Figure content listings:
####################

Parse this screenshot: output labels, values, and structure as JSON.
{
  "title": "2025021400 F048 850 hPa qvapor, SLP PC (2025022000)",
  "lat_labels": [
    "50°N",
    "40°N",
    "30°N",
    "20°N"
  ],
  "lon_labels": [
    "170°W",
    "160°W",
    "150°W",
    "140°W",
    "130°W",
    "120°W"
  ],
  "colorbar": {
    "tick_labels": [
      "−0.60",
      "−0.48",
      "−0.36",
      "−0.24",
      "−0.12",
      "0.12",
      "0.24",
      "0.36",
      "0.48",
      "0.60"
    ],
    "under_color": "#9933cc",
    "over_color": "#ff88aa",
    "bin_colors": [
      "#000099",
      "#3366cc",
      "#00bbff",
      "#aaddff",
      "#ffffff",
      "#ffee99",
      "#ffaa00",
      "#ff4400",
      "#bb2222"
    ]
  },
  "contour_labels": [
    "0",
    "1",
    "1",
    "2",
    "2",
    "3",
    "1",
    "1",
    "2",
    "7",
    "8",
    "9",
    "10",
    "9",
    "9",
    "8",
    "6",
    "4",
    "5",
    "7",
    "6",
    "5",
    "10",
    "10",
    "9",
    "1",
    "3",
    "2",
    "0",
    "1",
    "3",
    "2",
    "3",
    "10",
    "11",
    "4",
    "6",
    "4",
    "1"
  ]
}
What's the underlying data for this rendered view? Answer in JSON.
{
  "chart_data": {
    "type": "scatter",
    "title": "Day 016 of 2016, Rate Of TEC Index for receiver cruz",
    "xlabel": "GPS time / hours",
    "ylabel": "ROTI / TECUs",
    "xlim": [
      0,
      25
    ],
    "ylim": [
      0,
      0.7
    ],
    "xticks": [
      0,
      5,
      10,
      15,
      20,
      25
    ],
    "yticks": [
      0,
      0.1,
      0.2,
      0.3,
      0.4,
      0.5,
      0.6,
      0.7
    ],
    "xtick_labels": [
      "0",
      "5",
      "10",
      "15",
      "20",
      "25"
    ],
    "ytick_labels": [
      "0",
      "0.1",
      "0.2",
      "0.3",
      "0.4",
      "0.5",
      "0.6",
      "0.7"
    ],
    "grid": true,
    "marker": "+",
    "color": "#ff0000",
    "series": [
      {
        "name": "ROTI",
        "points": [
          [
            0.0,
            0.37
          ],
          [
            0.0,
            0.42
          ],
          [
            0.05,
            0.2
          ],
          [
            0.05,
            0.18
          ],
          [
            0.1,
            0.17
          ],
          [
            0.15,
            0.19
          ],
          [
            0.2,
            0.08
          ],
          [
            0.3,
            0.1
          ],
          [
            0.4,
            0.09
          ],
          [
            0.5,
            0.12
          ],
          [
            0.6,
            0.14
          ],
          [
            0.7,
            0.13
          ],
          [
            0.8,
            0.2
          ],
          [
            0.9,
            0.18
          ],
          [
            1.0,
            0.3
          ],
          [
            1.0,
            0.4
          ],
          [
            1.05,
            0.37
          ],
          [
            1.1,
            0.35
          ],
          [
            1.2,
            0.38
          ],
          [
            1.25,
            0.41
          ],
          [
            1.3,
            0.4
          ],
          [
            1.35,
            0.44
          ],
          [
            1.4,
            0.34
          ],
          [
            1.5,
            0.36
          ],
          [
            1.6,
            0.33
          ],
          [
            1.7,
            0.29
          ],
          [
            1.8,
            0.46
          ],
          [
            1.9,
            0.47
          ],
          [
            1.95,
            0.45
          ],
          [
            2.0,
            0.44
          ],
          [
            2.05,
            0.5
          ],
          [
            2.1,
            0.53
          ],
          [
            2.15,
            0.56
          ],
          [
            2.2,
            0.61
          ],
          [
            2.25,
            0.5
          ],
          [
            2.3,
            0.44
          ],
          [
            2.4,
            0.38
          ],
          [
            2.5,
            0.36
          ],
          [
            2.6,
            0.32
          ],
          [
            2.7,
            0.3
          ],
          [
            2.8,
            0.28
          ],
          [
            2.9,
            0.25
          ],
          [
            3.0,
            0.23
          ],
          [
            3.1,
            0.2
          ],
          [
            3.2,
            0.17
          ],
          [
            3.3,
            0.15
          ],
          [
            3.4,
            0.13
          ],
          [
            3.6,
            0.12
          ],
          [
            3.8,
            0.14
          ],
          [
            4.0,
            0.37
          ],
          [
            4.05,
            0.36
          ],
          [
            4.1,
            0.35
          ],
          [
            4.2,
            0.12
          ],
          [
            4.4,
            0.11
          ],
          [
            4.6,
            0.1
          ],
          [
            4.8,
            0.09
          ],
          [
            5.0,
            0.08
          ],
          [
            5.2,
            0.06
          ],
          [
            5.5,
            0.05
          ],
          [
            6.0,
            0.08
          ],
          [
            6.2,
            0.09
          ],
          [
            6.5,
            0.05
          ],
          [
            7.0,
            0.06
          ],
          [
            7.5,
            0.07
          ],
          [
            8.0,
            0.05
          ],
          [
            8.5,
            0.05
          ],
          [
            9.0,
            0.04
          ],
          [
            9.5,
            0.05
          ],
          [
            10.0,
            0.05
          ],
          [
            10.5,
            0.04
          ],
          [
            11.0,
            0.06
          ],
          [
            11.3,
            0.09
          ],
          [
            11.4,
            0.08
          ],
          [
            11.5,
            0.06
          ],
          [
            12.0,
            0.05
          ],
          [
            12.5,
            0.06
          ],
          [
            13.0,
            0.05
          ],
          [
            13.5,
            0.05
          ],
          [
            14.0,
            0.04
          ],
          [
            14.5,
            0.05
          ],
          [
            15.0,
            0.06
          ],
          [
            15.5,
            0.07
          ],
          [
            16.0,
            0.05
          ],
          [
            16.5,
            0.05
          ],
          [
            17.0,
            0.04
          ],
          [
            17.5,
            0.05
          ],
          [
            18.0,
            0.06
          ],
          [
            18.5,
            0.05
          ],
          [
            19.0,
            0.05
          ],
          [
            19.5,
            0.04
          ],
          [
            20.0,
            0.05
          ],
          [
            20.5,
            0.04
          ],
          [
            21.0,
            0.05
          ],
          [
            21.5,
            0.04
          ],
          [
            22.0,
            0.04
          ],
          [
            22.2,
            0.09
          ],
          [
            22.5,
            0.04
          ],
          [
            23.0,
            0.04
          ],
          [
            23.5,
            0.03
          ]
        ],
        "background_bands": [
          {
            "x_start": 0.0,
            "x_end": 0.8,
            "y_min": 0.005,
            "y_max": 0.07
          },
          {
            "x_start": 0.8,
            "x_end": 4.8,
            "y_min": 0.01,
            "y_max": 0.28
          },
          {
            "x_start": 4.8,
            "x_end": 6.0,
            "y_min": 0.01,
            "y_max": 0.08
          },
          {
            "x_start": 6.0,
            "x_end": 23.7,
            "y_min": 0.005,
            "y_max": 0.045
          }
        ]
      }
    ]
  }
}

####################

Send back all of the entries exactly, with nothing missing.

[Exercise solution]:
Parse this screenshot: output labels, values, and structure as JSON.
{
  "title": "2025021400 F048 850 hPa qvapor, SLP PC (2025022000)",
  "lat_labels": [
    "50°N",
    "40°N",
    "30°N",
    "20°N"
  ],
  "lon_labels": [
    "170°W",
    "160°W",
    "150°W",
    "140°W",
    "130°W",
    "120°W"
  ],
  "colorbar": {
    "tick_labels": [
      "−0.60",
      "−0.48",
      "−0.36",
      "−0.24",
      "−0.12",
      "0.12",
      "0.24",
      "0.36",
      "0.48",
      "0.60"
    ],
    "under_color": "#9933cc",
    "over_color": "#ff88aa",
    "bin_colors": [
      "#000099",
      "#3366cc",
      "#00bbff",
      "#aaddff",
      "#ffffff",
      "#ffee99",
      "#ffaa00",
      "#ff4400",
      "#bb2222"
    ]
  },
  "contour_labels": [
    "0",
    "1",
    "1",
    "2",
    "2",
    "3",
    "1",
    "1",
    "2",
    "7",
    "8",
    "9",
    "10",
    "9",
    "9",
    "8",
    "6",
    "4",
    "5",
    "7",
    "6",
    "5",
    "10",
    "10",
    "9",
    "1",
    "3",
    "2",
    "0",
    "1",
    "3",
    "2",
    "3",
    "10",
    "11",
    "4",
    "6",
    "4",
    "1"
  ]
}
What's the underlying data for this rendered view? Answer in JSON.
{
  "chart_data": {
    "type": "scatter",
    "title": "Day 016 of 2016, Rate Of TEC Index for receiver cruz",
    "xlabel": "GPS time / hours",
    "ylabel": "ROTI / TECUs",
    "xlim": [
      0,
      25
    ],
    "ylim": [
      0,
      0.7
    ],
    "xticks": [
      0,
      5,
      10,
      15,
      20,
      25
    ],
    "yticks": [
      0,
      0.1,
      0.2,
      0.3,
      0.4,
      0.5,
      0.6,
      0.7
    ],
    "xtick_labels": [
      "0",
      "5",
      "10",
      "15",
      "20",
      "25"
    ],
    "ytick_labels": [
      "0",
      "0.1",
      "0.2",
      "0.3",
      "0.4",
      "0.5",
      "0.6",
      "0.7"
    ],
    "grid": true,
    "marker": "+",
    "color": "#ff0000",
    "series": [
      {
        "name": "ROTI",
        "points": [
          [
            0.0,
            0.37
          ],
          [
            0.0,
            0.42
          ],
          [
            0.05,
            0.2
          ],
          [
            0.05,
            0.18
          ],
          [
            0.1,
            0.17
          ],
          [
            0.15,
            0.19
          ],
          [
            0.2,
            0.08
          ],
          [
            0.3,
            0.1
          ],
          [
            0.4,
            0.09
          ],
          [
            0.5,
            0.12
          ],
          [
            0.6,
            0.14
          ],
          [
            0.7,
            0.13
          ],
          [
            0.8,
            0.2
          ],
          [
            0.9,
            0.18
          ],
          [
            1.0,
            0.3
          ],
          [
            1.0,
            0.4
          ],
          [
            1.05,
            0.37
          ],
          [
            1.1,
            0.35
          ],
          [
            1.2,
            0.38
          ],
          [
            1.25,
            0.41
          ],
          [
            1.3,
            0.4
          ],
          [
            1.35,
            0.44
          ],
          [
            1.4,
            0.34
          ],
          [
            1.5,
            0.36
          ],
          [
            1.6,
            0.33
          ],
          [
            1.7,
            0.29
          ],
          [
            1.8,
            0.46
          ],
          [
            1.9,
            0.47
          ],
          [
            1.95,
            0.45
          ],
          [
            2.0,
            0.44
          ],
          [
            2.05,
            0.5
          ],
          [
            2.1,
            0.53
          ],
          [
            2.15,
            0.56
          ],
          [
            2.2,
            0.61
          ],
          [
            2.25,
            0.5
          ],
          [
            2.3,
            0.44
          ],
          [
            2.4,
            0.38
          ],
          [
            2.5,
            0.36
          ],
          [
            2.6,
            0.32
          ],
          [
            2.7,
            0.3
          ],
          [
            2.8,
            0.28
          ],
          [
            2.9,
            0.25
          ],
          [
            3.0,
            0.23
          ],
          [
            3.1,
            0.2
          ],
          [
            3.2,
            0.17
          ],
          [
            3.3,
            0.15
          ],
          [
            3.4,
            0.13
          ],
          [
            3.6,
            0.12
          ],
          [
            3.8,
            0.14
          ],
          [
            4.0,
            0.37
          ],
          [
            4.05,
            0.36
          ],
          [
            4.1,
            0.35
          ],
          [
            4.2,
            0.12
          ],
          [
            4.4,
            0.11
          ],
          [
            4.6,
            0.1
          ],
          [
            4.8,
            0.09
          ],
          [
            5.0,
            0.08
          ],
          [
            5.2,
            0.06
          ],
          [
            5.5,
            0.05
          ],
          [
            6.0,
            0.08
          ],
          [
            6.2,
            0.09
          ],
          [
            6.5,
            0.05
          ],
          [
            7.0,
            0.06
          ],
          [
            7.5,
            0.07
          ],
          [
            8.0,
            0.05
          ],
          [
            8.5,
            0.05
          ],
          [
            9.0,
            0.04
          ],
          [
            9.5,
            0.05
          ],
          [
            10.0,
            0.05
          ],
          [
            10.5,
            0.04
          ],
          [
            11.0,
            0.06
          ],
          [
            11.3,
            0.09
          ],
          [
            11.4,
            0.08
          ],
          [
            11.5,
            0.06
          ],
          [
            12.0,
            0.05
          ],
          [
            12.5,
            0.06
          ],
          [
            13.0,
            0.05
          ],
          [
            13.5,
            0.05
          ],
          [
            14.0,
            0.04
          ],
          [
            14.5,
            0.05
          ],
          [
            15.0,
            0.06
          ],
          [
            15.5,
            0.07
          ],
          [
            16.0,
            0.05
          ],
          [
            16.5,
            0.05
          ],
          [
            17.0,
            0.04
          ],
          [
            17.5,
            0.05
          ],
          [
            18.0,
            0.06
          ],
          [
            18.5,
            0.05
          ],
          [
            19.0,
            0.05
          ],
          [
            19.5,
            0.04
          ],
          [
            20.0,
            0.05
          ],
          [
            20.5,
            0.04
          ],
          [
            21.0,
            0.05
          ],
          [
            21.5,
            0.04
          ],
          [
            22.0,
            0.04
          ],
          [
            22.2,
            0.09
          ],
          [
            22.5,
            0.04
          ],
          [
            23.0,
            0.04
          ],
          [
            23.5,
            0.03
          ]
        ],
        "background_bands": [
          {
            "x_start": 0.0,
            "x_end": 0.8,
            "y_min": 0.005,
            "y_max": 0.07
          },
          {
            "x_start": 0.8,
            "x_end": 4.8,
            "y_min": 0.01,
            "y_max": 0.28
          },
          {
            "x_start": 4.8,
            "x_end": 6.0,
            "y_min": 0.01,
            "y_max": 0.08
          },
          {
            "x_start": 6.0,
            "x_end": 23.7,
            "y_min": 0.005,
            "y_max": 0.045
          }
        ]
      }
    ]
  }
}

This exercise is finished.